- Page extract
Sendmail is using a fairly generic configuration.  There are no local mail 
users on that machine, except for a spamtrap account that feeds mail directly 
back into 'sa-learn --spam'.  Sendmail's main job it to call SpamAss-Milter, 
and relay messages between the internet and our Exchange server.  BTW, the 
spamtrap e-mail address is hidden in our website.  I'm sure no human eyes have 
ever seen it, but it still gets mail now and then. ;)

SpamAss-Milter is configured to block mail when SA tells it to.  It's 
configured to pass the mail alias (what's before the @ sign) as the user to 
spamc so that custom thresholds can be looked up by spamd.

SpamAssassin is set up to take the alias from SpamAss-Milter, and check it 
against a MySQL userpref table to see if there are any custom rules for this 
particular user.  Our CEO, for example, wants no mail sent to him blocked... so 
in the userpref table, he's got a "required_hits" entry of 100.  This is 
convenient, because SpamAssassin and SpamAss-Milt still properly tag the 
message with X-Spam-Level.  The CEO has Outlook configured to move messages 
with more than 5 stars to a Spam folder in his mailbox.  So, for people like 
him, it still separates spam from ham.  For everybody else, it just rejects the 
spam.

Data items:
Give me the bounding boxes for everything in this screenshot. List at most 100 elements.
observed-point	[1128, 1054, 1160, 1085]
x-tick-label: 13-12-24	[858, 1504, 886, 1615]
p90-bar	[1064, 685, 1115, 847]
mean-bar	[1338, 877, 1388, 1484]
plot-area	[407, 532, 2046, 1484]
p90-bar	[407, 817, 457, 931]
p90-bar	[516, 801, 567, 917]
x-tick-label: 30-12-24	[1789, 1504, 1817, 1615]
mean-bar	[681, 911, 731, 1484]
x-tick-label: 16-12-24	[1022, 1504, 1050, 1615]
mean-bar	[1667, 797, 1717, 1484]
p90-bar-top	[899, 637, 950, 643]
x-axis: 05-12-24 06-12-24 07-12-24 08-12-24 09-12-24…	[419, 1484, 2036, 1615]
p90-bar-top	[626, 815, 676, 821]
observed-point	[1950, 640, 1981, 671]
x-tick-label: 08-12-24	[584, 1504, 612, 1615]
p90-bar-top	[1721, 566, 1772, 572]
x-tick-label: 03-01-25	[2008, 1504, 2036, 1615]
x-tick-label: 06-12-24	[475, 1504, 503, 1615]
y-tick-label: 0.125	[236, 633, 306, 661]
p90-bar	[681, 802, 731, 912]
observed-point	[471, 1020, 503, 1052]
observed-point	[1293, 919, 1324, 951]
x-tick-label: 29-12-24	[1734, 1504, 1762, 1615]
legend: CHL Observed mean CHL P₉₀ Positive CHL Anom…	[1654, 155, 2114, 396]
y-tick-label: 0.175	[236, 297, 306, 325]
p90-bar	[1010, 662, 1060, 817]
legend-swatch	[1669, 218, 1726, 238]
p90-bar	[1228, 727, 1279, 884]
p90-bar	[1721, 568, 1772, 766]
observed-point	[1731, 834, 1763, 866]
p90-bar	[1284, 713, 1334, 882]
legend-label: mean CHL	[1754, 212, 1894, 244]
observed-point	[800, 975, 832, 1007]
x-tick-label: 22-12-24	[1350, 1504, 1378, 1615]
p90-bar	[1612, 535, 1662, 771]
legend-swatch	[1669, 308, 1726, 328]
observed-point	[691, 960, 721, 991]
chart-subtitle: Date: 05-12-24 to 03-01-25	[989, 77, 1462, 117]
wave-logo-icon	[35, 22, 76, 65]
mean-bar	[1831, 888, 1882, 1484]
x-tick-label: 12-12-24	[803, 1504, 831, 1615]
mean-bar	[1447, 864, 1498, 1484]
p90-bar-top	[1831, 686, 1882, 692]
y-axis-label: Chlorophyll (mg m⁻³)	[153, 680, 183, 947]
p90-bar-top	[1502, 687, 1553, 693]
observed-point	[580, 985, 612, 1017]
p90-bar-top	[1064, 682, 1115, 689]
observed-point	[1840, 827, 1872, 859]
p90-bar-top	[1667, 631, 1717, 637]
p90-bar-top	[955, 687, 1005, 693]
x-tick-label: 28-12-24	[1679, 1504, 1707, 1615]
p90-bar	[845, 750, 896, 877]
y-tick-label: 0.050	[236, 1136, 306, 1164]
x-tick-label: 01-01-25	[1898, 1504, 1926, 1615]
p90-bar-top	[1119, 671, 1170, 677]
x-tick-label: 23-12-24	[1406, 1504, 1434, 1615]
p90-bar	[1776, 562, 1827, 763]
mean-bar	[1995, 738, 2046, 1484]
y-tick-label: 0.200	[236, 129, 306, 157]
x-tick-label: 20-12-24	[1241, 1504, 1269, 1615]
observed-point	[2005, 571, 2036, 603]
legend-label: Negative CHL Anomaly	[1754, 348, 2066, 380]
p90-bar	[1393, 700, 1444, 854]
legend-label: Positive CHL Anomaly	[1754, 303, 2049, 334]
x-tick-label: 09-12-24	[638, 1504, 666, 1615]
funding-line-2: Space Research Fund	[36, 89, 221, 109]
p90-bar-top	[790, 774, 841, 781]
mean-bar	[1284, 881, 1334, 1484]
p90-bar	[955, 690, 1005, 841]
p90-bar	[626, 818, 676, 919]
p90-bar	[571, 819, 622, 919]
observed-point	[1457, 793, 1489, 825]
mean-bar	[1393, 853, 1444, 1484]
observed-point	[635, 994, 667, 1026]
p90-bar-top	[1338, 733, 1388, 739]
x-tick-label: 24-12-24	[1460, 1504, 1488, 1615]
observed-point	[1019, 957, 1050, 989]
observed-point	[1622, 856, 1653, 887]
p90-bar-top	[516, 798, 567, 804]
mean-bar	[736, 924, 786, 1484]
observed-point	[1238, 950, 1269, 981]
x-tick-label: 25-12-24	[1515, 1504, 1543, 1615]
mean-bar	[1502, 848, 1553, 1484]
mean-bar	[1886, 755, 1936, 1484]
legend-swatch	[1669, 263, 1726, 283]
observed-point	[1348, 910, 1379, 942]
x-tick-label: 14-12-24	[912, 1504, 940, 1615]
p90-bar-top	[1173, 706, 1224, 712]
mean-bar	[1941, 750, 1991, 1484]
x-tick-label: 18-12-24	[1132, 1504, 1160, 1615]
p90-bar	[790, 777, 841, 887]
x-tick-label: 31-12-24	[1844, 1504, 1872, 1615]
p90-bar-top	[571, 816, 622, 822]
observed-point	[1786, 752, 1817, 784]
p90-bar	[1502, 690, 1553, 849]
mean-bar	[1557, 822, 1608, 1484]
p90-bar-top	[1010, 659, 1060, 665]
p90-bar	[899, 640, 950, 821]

- Your tasks
(A) For each statement below, say whether it agrees with the spam filtering description, answering yes or no and quoting the deciding words of that description. (i) The Sendmail machine has local mail users besides the spamtrap account. (ii) The CEO's entry in the userpref table sets "required_hits" to 100. (iii) SpamAss-Milter passes the full e-mail address, including the part after the @ sign, to spamc as the user.
(B) According to the spam filtering description, where does the CEO's Outlook move messages with more than 5 stars?
(C) Proceed with the spam filtering description from where it stops.

- Responses to the tasks
(A)
(i) No: "There are no local mail users on that machine, except for a spamtrap account"
(ii) Yes: "he's got a "required_hits" entry of 100"
(iii) No: "pass the mail alias (what's before the @ sign) as the user to spamc"

(B) To a Spam folder in his mailbox.

(C)
I also have custom rules defined for SpamAssassin to read the MessageWall 
score, and adjust its own score according to MessageWall's suggestion.
As far as what you were saying about copying spam and ham to separate mailboxes 
for learning purposes, the bayes_auto_learn option of SpamAssassin facilitates 
this.  The only problem with it is that you don't have the original messages 
which trained the database.... however the concept of how it works is the same 
as you described - exceptionally spammy messages are automatically learned as 
spam, and exceptionally hammy messages are learned as ham.  The scores used to 
make the decision of whether or not SpamAssassin should learn a message are 
configurable.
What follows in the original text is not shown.